Data provided |
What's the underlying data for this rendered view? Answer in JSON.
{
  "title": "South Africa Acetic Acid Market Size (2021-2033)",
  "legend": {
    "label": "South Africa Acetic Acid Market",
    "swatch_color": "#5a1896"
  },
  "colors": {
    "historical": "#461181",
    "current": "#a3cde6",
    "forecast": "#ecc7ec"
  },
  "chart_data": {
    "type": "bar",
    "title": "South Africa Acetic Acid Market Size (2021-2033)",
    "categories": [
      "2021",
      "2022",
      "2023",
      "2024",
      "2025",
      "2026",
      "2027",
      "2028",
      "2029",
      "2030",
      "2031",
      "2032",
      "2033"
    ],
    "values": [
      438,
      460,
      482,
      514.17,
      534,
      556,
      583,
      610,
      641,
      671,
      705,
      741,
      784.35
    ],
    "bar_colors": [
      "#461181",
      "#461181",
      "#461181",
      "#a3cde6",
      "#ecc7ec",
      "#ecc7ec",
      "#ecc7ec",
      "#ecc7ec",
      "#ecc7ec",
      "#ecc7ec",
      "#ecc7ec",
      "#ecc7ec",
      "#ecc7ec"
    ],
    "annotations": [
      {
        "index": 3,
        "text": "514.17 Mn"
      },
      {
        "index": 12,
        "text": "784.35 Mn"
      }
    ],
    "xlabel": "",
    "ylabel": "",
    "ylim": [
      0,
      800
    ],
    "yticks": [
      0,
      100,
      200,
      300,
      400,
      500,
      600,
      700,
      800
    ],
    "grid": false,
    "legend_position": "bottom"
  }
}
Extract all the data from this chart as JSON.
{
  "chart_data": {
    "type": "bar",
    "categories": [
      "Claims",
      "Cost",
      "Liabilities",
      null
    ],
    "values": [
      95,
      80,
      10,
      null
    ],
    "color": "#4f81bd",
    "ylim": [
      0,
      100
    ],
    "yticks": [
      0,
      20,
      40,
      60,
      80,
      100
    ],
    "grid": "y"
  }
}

Task prompt | Retype the data exactly as given.

Complete response |
What's the underlying data for this rendered view? Answer in JSON.
{
  "title": "South Africa Acetic Acid Market Size (2021-2033)",
  "legend": {
    "label": "South Africa Acetic Acid Market",
    "swatch_color": "#5a1896"
  },
  "colors": {
    "historical": "#461181",
    "current": "#a3cde6",
    "forecast": "#ecc7ec"
  },
  "chart_data": {
    "type": "bar",
    "title": "South Africa Acetic Acid Market Size (2021-2033)",
    "categories": [
      "2021",
      "2022",
      "2023",
      "2024",
      "2025",
      "2026",
      "2027",
      "2028",
      "2029",
      "2030",
      "2031",
      "2032",
      "2033"
    ],
    "values": [
      438,
      460,
      482,
      514.17,
      534,
      556,
      583,
      610,
      641,
      671,
      705,
      741,
      784.35
    ],
    "bar_colors": [
      "#461181",
      "#461181",
      "#461181",
      "#a3cde6",
      "#ecc7ec",
      "#ecc7ec",
      "#ecc7ec",
      "#ecc7ec",
      "#ecc7ec",
      "#ecc7ec",
      "#ecc7ec",
      "#ecc7ec",
      "#ecc7ec"
    ],
    "annotations": [
      {
        "index": 3,
        "text": "514.17 Mn"
      },
      {
        "index": 12,
        "text": "784.35 Mn"
      }
    ],
    "xlabel": "",
    "ylabel": "",
    "ylim": [
      0,
      800
    ],
    "yticks": [
      0,
      100,
      200,
      300,
      400,
      500,
      600,
      700,
      800
    ],
    "grid": false,
    "legend_position": "bottom"
  }
}
Extract all the data from this chart as JSON.
{
  "chart_data": {
    "type": "bar",
    "categories": [
      "Claims",
      "Cost",
      "Liabilities",
      null
    ],
    "values": [
      95,
      80,
      10,
      null
    ],
    "color": "#4f81bd",
    "ylim": [
      0,
      100
    ],
    "yticks": [
      0,
      20,
      40,
      60,
      80,
      100
    ],
    "grid": "y"
  }
}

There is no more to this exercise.